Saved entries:
- - - - -
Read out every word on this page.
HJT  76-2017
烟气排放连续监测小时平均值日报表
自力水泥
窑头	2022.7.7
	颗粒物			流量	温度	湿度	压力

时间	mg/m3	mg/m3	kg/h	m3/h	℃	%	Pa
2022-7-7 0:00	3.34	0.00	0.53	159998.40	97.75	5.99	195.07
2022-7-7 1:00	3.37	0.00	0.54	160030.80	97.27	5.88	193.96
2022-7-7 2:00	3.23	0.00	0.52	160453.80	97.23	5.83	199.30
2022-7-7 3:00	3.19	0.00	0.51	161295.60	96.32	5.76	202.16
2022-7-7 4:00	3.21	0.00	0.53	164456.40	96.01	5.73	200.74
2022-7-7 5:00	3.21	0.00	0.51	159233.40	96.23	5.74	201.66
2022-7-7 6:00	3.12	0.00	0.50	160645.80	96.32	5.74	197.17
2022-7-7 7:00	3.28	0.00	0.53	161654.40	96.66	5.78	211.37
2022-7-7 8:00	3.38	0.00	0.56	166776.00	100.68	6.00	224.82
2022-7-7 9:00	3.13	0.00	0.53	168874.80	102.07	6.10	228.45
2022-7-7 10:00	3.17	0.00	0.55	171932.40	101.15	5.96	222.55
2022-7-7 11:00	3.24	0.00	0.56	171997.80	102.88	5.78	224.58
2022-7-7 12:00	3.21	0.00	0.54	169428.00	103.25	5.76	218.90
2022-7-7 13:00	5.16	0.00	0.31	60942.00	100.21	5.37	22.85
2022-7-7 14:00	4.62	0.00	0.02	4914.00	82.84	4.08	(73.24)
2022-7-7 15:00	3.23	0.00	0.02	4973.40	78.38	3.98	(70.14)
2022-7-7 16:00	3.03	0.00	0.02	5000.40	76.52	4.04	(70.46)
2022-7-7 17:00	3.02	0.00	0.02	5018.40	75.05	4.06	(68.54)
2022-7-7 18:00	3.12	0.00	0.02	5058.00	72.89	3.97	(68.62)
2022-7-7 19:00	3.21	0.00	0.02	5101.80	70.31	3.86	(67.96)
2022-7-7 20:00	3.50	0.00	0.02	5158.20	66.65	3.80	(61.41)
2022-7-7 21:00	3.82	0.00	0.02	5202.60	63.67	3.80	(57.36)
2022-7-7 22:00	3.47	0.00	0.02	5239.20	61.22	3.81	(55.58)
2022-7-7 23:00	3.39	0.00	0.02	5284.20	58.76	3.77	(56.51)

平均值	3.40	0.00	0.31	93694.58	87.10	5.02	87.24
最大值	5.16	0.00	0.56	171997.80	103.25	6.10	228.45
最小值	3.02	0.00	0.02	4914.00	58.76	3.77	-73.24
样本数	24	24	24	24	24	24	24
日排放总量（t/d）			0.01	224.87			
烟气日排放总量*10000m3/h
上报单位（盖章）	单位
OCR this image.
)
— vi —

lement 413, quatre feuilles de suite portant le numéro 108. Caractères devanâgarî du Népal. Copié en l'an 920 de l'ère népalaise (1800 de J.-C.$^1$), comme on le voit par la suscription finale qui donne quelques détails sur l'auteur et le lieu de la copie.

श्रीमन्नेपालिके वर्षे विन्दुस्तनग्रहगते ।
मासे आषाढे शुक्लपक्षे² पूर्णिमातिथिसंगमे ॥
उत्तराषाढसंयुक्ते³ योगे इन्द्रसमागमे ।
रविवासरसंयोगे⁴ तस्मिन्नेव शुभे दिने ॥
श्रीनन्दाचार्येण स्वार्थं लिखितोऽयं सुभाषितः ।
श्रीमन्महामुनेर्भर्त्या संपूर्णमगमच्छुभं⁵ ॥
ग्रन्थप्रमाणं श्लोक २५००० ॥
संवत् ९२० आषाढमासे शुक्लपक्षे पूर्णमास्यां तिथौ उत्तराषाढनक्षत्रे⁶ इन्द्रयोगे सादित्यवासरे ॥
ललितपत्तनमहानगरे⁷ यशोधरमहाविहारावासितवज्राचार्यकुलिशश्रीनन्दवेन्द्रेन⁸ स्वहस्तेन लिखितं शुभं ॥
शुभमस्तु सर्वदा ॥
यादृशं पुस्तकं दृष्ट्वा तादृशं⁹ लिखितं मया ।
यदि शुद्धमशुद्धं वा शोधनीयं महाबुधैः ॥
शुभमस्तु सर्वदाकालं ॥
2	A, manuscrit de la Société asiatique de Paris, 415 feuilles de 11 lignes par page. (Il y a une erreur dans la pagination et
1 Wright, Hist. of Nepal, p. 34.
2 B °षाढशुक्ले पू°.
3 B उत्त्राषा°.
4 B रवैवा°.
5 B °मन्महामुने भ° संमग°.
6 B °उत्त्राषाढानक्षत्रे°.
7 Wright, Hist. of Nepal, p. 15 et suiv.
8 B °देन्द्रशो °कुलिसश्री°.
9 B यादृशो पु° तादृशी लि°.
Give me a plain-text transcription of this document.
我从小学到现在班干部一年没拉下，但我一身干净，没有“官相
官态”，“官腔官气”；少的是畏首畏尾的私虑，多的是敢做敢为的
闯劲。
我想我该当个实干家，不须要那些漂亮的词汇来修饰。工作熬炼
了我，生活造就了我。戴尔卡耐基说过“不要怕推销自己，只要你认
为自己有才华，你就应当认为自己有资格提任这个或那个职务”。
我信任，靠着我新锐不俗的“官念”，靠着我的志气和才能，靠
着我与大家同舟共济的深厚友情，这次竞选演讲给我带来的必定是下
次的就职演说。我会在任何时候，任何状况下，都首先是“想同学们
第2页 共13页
- - - - -
Identify each line in the records above containing the word "page"; copy those lines.

Solution –
Read out every word on this page.
2	A, manuscrit de la Société asiatique de Paris, 415 feuilles de 11 lignes par page. (Il y a une erreur dans la pagination et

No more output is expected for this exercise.